__YOUR GOAL__:
Restate each of the lines below word for word and drop every picture.

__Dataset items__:
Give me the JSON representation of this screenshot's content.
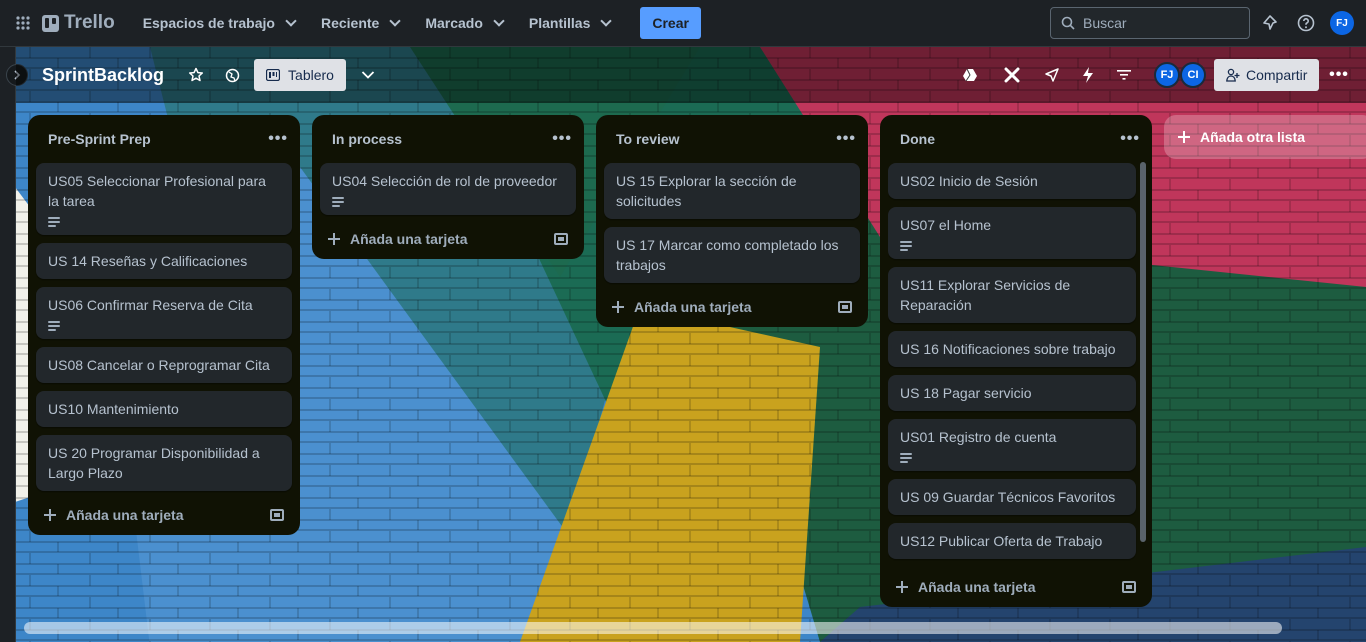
{
  "topbar": {
    "logo": "Trello",
    "nav": [
      "Espacios de trabajo",
      "Reciente",
      "Marcado",
      "Plantillas"
    ],
    "create": "Crear",
    "search_placeholder": "Buscar",
    "user_initials": "FJ"
  },
  "board": {
    "title": "SprintBacklog",
    "view": "Tablero",
    "share": "Compartir",
    "members": [
      "FJ",
      "CI"
    ],
    "add_list": "Añada otra lista"
  },
  "lists": [
    {
      "title": "Pre-Sprint Prep",
      "cards": [
        {
          "title": "US05 Seleccionar Profesional para la tarea",
          "has_description": true
        },
        {
          "title": "US 14 Reseñas y Calificaciones",
          "has_description": false
        },
        {
          "title": "US06 Confirmar Reserva de Cita",
          "has_description": true
        },
        {
          "title": "US08 Cancelar o Reprogramar Cita",
          "has_description": false
        },
        {
          "title": "US10 Mantenimiento",
          "has_description": false
        },
        {
          "title": "US 20 Programar Disponibilidad a Largo Plazo",
          "has_description": false
        }
      ],
      "add_card": "Añada una tarjeta"
    },
    {
      "title": "In process",
      "cards": [
        {
          "title": "US04 Selección de rol de proveedor",
          "has_description": true
        }
      ],
      "add_card": "Añada una tarjeta"
    },
    {
      "title": "To review",
      "cards": [
        {
          "title": "US 15 Explorar la sección de solicitudes",
          "has_description": false
        },
        {
          "title": "US 17 Marcar como completado los trabajos",
          "has_description": false
        }
      ],
      "add_card": "Añada una tarjeta"
    },
    {
      "title": "Done",
      "cards": [
        {
          "title": "US02 Inicio de Sesión",
          "has_description": false
        },
        {
          "title": "US07 el Home",
          "has_description": true
        },
        {
          "title": "US11 Explorar Servicios de Reparación",
          "has_description": false
        },
        {
          "title": "US 16 Notificaciones sobre trabajo",
          "has_description": false
        },
        {
          "title": "US 18 Pagar servicio",
          "has_description": false
        },
        {
          "title": "US01 Registro de cuenta",
          "has_description": true
        },
        {
          "title": "US 09 Guardar Técnicos Favoritos",
          "has_description": false
        },
        {
          "title": "US12 Publicar Oferta de Trabajo",
          "has_description": false
        }
      ],
      "add_card": "Añada una tarjeta"
    }
  ],
  "colors": {
    "accent": "#579dff",
    "list_bg": "#101204",
    "card_bg": "#22272b"
  }
}
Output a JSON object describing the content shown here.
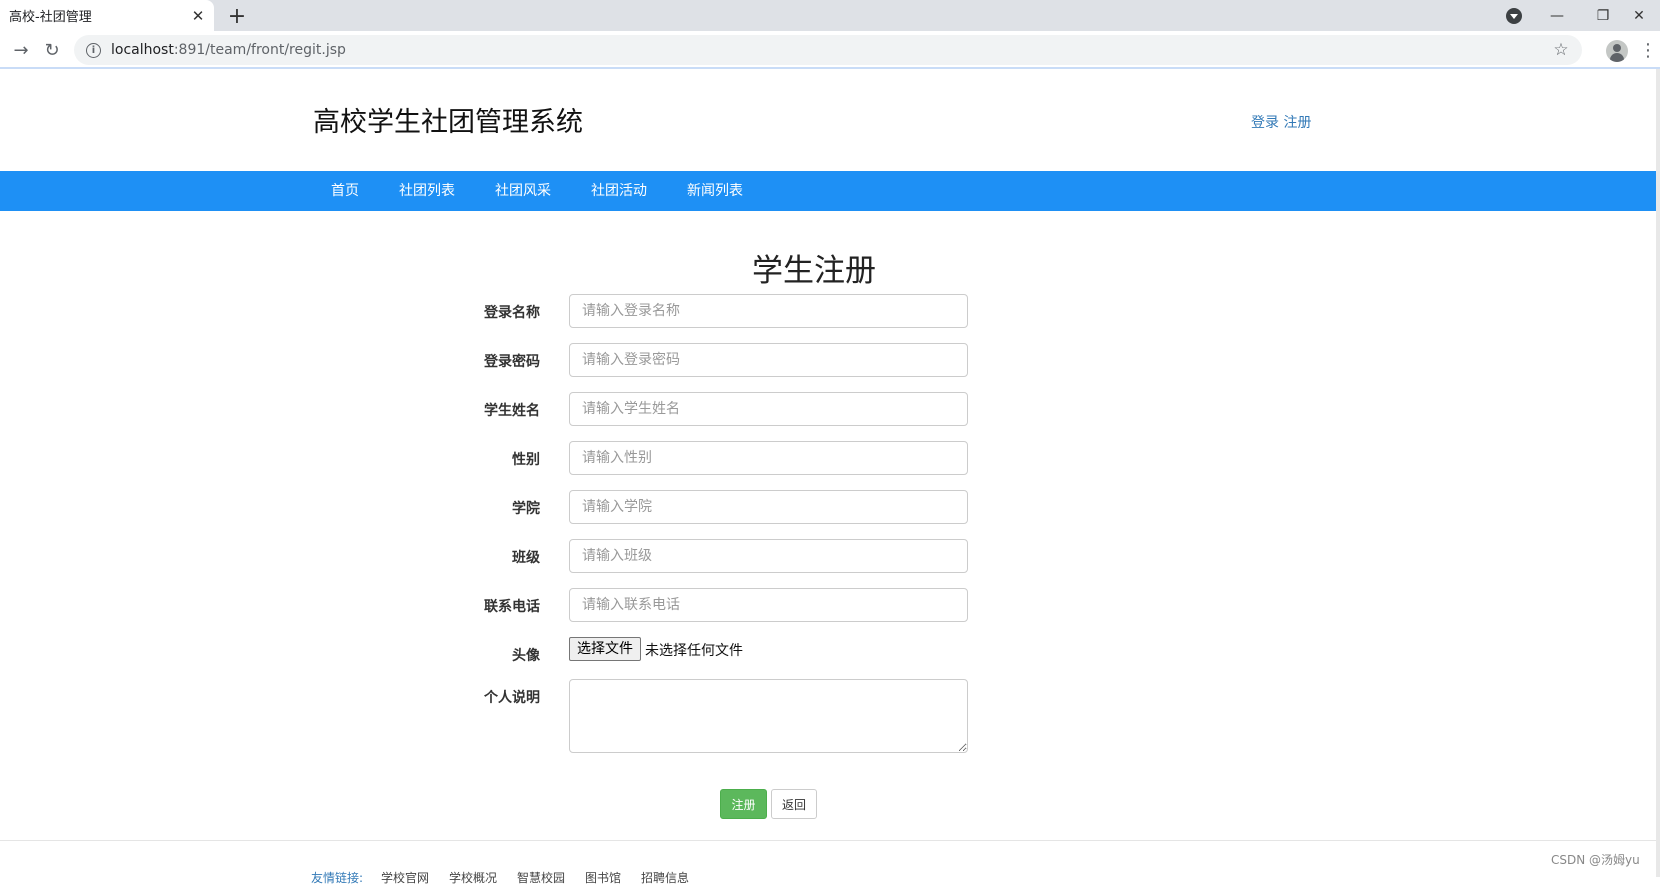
{
  "browser": {
    "tab_title": "高校-社团管理",
    "tab_close": "✕",
    "new_tab": "+",
    "url_host": "localhost",
    "url_path": ":891/team/front/regit.jsp",
    "info": "i",
    "back": "→",
    "reload": "↻",
    "star": "☆",
    "menu": "⋮",
    "minimize": "—",
    "restore": "❐",
    "close": "✕"
  },
  "header": {
    "site_title": "高校学生社团管理系统",
    "login": "登录",
    "register": "注册"
  },
  "nav": [
    "首页",
    "社团列表",
    "社团风采",
    "社团活动",
    "新闻列表"
  ],
  "form": {
    "title": "学生注册",
    "fields": [
      {
        "label": "登录名称",
        "placeholder": "请输入登录名称"
      },
      {
        "label": "登录密码",
        "placeholder": "请输入登录密码"
      },
      {
        "label": "学生姓名",
        "placeholder": "请输入学生姓名"
      },
      {
        "label": "性别",
        "placeholder": "请输入性别"
      },
      {
        "label": "学院",
        "placeholder": "请输入学院"
      },
      {
        "label": "班级",
        "placeholder": "请输入班级"
      },
      {
        "label": "联系电话",
        "placeholder": "请输入联系电话"
      }
    ],
    "avatar_label": "头像",
    "file_button": "选择文件",
    "file_status": "未选择任何文件",
    "bio_label": "个人说明",
    "submit": "注册",
    "back": "返回"
  },
  "footer": {
    "links": [
      "友情链接:",
      "学校官网",
      "学校概况",
      "智慧校园",
      "图书馆",
      "招聘信息"
    ],
    "watermark": "CSDN @汤姆yu"
  }
}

__THE OUTPUT__:
Give me the JSON representation of this screenshot's content.
{
  "topbar": {
    "logo": "Trello",
    "nav": [
      "Espacios de trabajo",
      "Reciente",
      "Marcado",
      "Plantillas"
    ],
    "create": "Crear",
    "search_placeholder": "Buscar",
    "user_initials": "FJ"
  },
  "board": {
    "title": "SprintBacklog",
    "view": "Tablero",
    "share": "Compartir",
    "members": [
      "FJ",
      "CI"
    ],
    "add_list": "Añada otra lista"
  },
  "lists": [
    {
      "title": "Pre-Sprint Prep",
      "cards": [
        {
          "title": "US05 Seleccionar Profesional para la tarea",
          "has_description": true
        },
        {
          "title": "US 14 Reseñas y Calificaciones",
          "has_description": false
        },
        {
          "title": "US06 Confirmar Reserva de Cita",
          "has_description": true
        },
        {
          "title": "US08 Cancelar o Reprogramar Cita",
          "has_description": false
        },
        {
          "title": "US10 Mantenimiento",
          "has_description": false
        },
        {
          "title": "US 20 Programar Disponibilidad a Largo Plazo",
          "has_description": false
        }
      ],
      "add_card": "Añada una tarjeta"
    },
    {
      "title": "In process",
      "cards": [
        {
          "title": "US04 Selección de rol de proveedor",
          "has_description": true
        }
      ],
      "add_card": "Añada una tarjeta"
    },
    {
      "title": "To review",
      "cards": [
        {
          "title": "US 15 Explorar la sección de solicitudes",
          "has_description": false
        },
        {
          "title": "US 17 Marcar como completado los trabajos",
          "has_description": false
        }
      ],
      "add_card": "Añada una tarjeta"
    },
    {
      "title": "Done",
      "cards": [
        {
          "title": "US02 Inicio de Sesión",
          "has_description": false
        },
        {
          "title": "US07 el Home",
          "has_description": true
        },
        {
          "title": "US11 Explorar Servicios de Reparación",
          "has_description": false
        },
        {
          "title": "US 16 Notificaciones sobre trabajo",
          "has_description": false
        },
        {
          "title": "US 18 Pagar servicio",
          "has_description": false
        },
        {
          "title": "US01 Registro de cuenta",
          "has_description": true
        },
        {
          "title": "US 09 Guardar Técnicos Favoritos",
          "has_description": false
        },
        {
          "title": "US12 Publicar Oferta de Trabajo",
          "has_description": false
        }
      ],
      "add_card": "Añada una tarjeta"
    }
  ],
  "colors": {
    "accent": "#579dff",
    "list_bg": "#101204",
    "card_bg": "#22272b"
  }
}
Output a JSON object describing the content shown here.
{
  "browser": {
    "tab_title": "高校-社团管理",
    "tab_close": "✕",
    "new_tab": "+",
    "url_host": "localhost",
    "url_path": ":891/team/front/regit.jsp",
    "info": "i",
    "back": "→",
    "reload": "↻",
    "star": "☆",
    "menu": "⋮",
    "minimize": "—",
    "restore": "❐",
    "close": "✕"
  },
  "header": {
    "site_title": "高校学生社团管理系统",
    "login": "登录",
    "register": "注册"
  },
  "nav": [
    "首页",
    "社团列表",
    "社团风采",
    "社团活动",
    "新闻列表"
  ],
  "form": {
    "title": "学生注册",
    "fields": [
      {
        "label": "登录名称",
        "placeholder": "请输入登录名称"
      },
      {
        "label": "登录密码",
        "placeholder": "请输入登录密码"
      },
      {
        "label": "学生姓名",
        "placeholder": "请输入学生姓名"
      },
      {
        "label": "性别",
        "placeholder": "请输入性别"
      },
      {
        "label": "学院",
        "placeholder": "请输入学院"
      },
      {
        "label": "班级",
        "placeholder": "请输入班级"
      },
      {
        "label": "联系电话",
        "placeholder": "请输入联系电话"
      }
    ],
    "avatar_label": "头像",
    "file_button": "选择文件",
    "file_status": "未选择任何文件",
    "bio_label": "个人说明",
    "submit": "注册",
    "back": "返回"
  },
  "footer": {
    "links": [
      "友情链接:",
      "学校官网",
      "学校概况",
      "智慧校园",
      "图书馆",
      "招聘信息"
    ],
    "watermark": "CSDN @汤姆yu"
  }
}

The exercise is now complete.